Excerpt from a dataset
┌────────

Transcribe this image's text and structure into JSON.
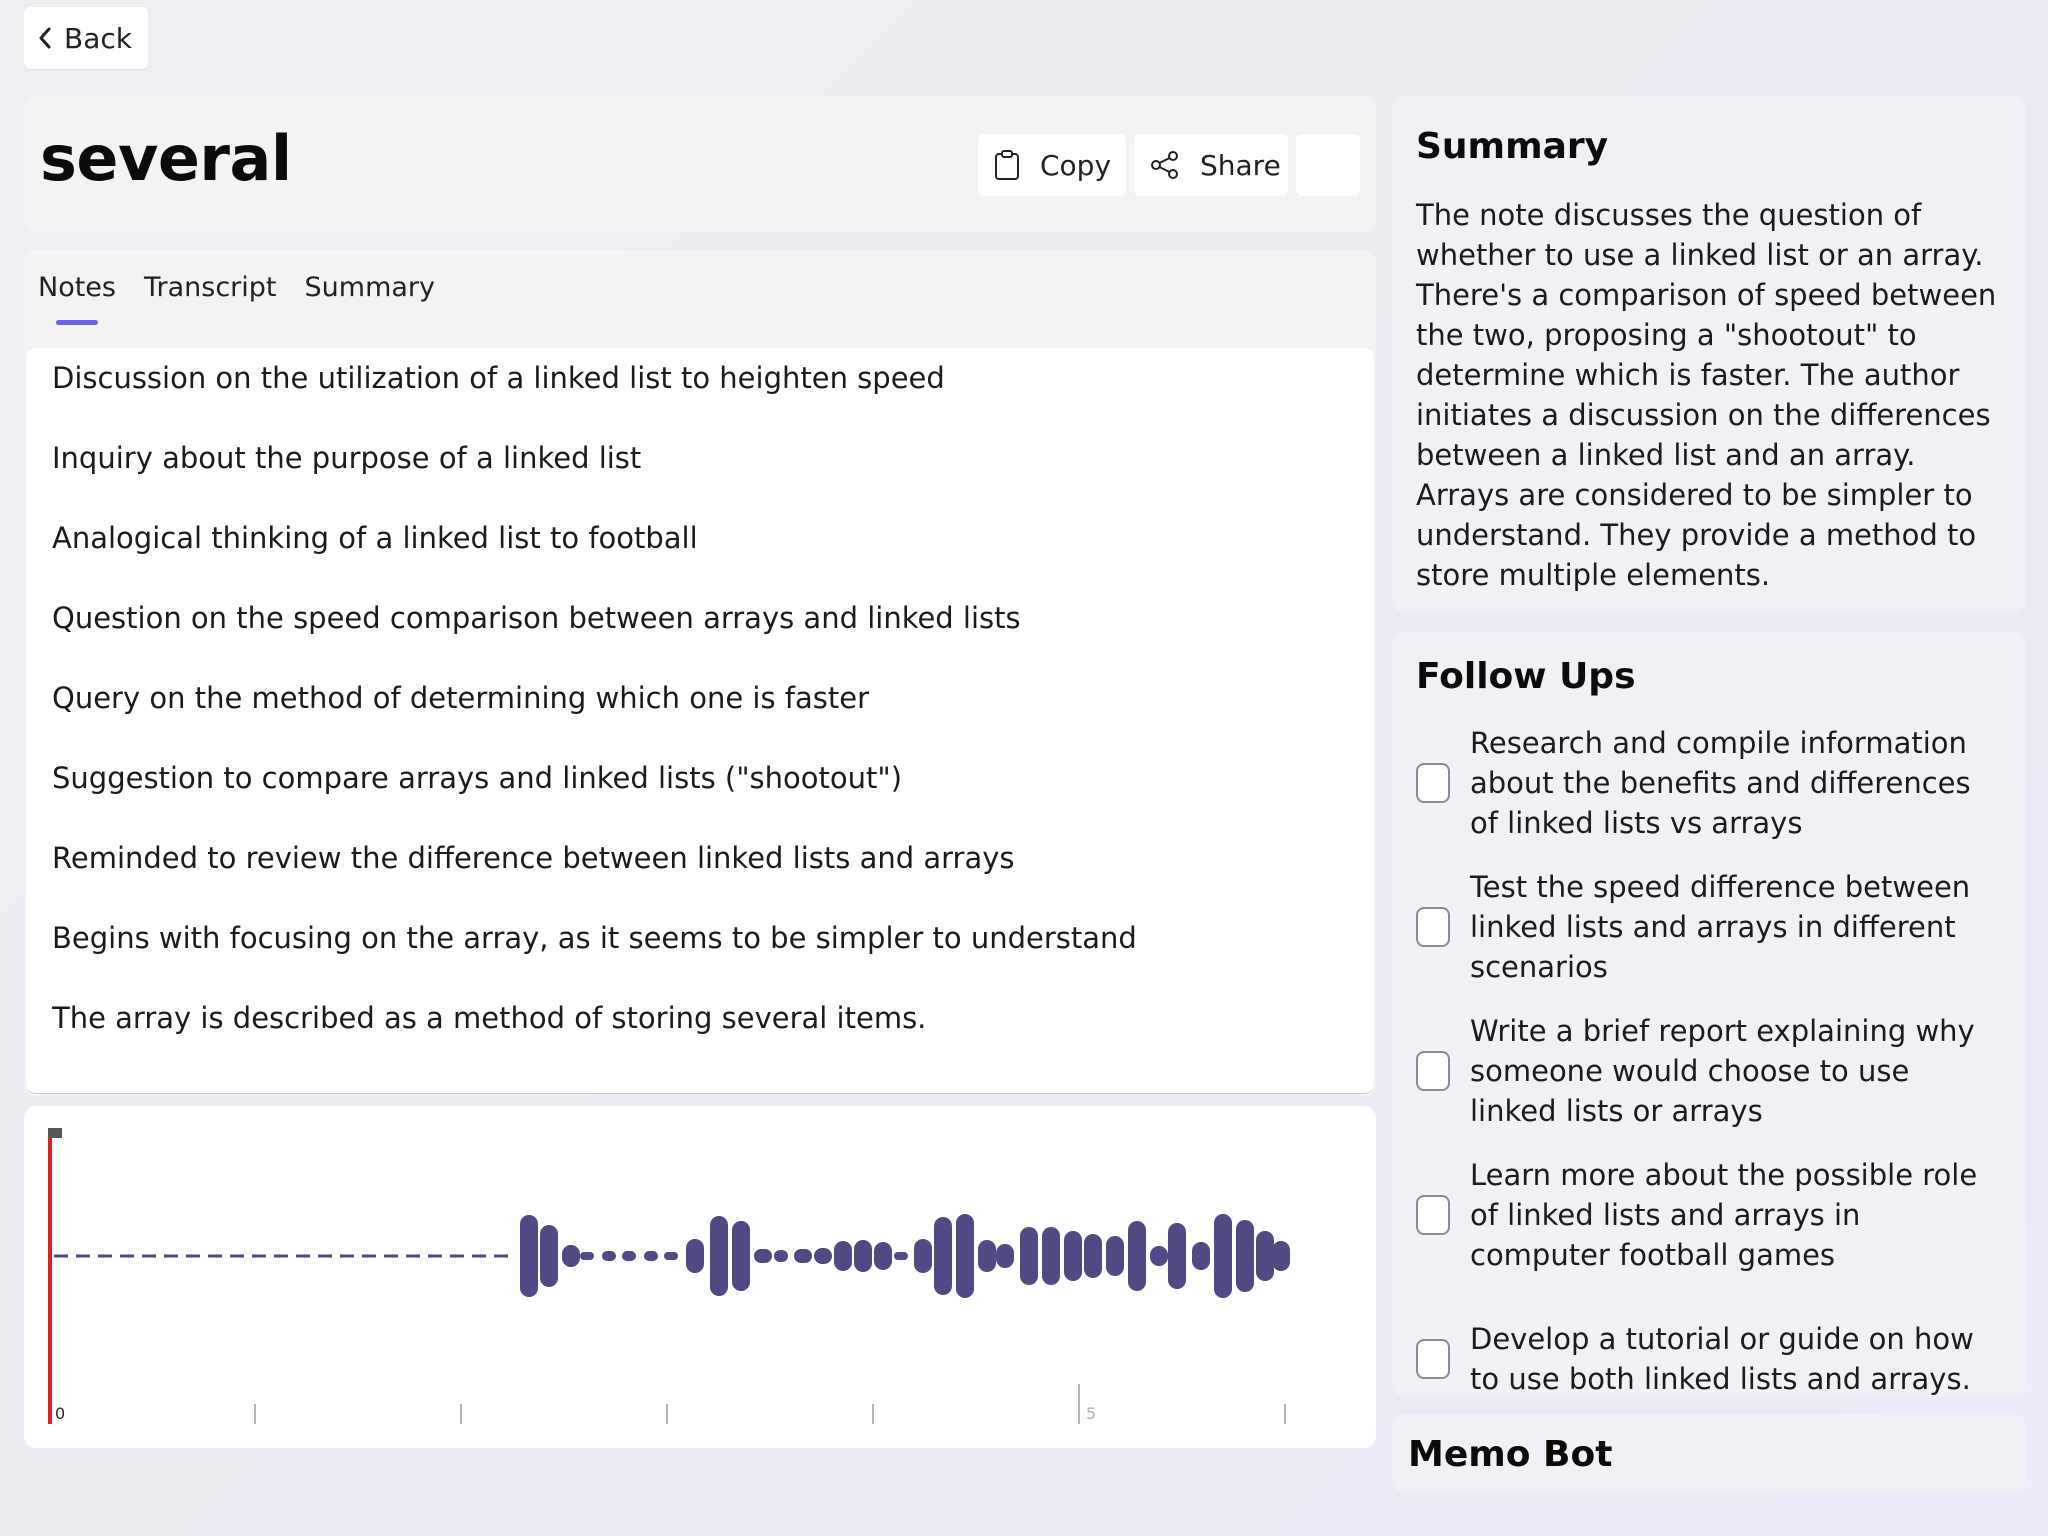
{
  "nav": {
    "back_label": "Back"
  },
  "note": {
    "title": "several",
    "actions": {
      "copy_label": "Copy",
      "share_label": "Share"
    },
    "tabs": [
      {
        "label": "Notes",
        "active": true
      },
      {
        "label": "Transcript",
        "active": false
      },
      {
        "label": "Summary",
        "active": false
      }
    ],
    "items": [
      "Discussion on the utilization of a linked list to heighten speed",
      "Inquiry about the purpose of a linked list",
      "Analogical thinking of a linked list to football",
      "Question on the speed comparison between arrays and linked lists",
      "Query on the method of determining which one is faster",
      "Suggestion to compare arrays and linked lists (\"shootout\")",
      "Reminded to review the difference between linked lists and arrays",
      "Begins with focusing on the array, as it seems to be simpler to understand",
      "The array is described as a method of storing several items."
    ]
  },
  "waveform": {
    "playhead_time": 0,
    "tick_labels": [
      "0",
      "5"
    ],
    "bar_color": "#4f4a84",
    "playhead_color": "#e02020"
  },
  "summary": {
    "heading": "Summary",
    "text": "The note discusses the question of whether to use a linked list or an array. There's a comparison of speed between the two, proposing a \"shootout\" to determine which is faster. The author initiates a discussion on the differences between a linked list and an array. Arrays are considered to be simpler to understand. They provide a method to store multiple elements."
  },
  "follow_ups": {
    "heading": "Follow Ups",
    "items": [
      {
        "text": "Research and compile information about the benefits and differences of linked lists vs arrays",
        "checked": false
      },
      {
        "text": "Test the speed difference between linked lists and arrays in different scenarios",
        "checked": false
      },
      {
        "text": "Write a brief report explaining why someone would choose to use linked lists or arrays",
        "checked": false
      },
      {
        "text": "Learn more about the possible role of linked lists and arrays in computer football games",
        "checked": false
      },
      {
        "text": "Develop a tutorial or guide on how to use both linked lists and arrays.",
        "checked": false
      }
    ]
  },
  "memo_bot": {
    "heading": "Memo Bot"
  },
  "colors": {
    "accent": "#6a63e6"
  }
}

└────────

Task instructions:
Pick out every line of the listing containing the word "text", and show those lines.

Result for this task:
Transcribe this image's text and structure into JSON.
    "text": "The note discusses the question of whether to use a linked list or an array. There's a comparison of speed between the two, proposing a \"shootout\" to determine which is faster. The author initiates a discussion on the differences between a linked list and an array. Arrays are considered to be simpler to understand. They provide a method to store multiple elements."
        "text": "Research and compile information about the benefits and differences of linked lists vs arrays",
        "text": "Test the speed difference between linked lists and arrays in different scenarios",
        "text": "Write a brief report explaining why someone would choose to use linked lists or arrays",
        "text": "Learn more about the possible role of linked lists and arrays in computer football games",
        "text": "Develop a tutorial or guide on how to use both linked lists and arrays.",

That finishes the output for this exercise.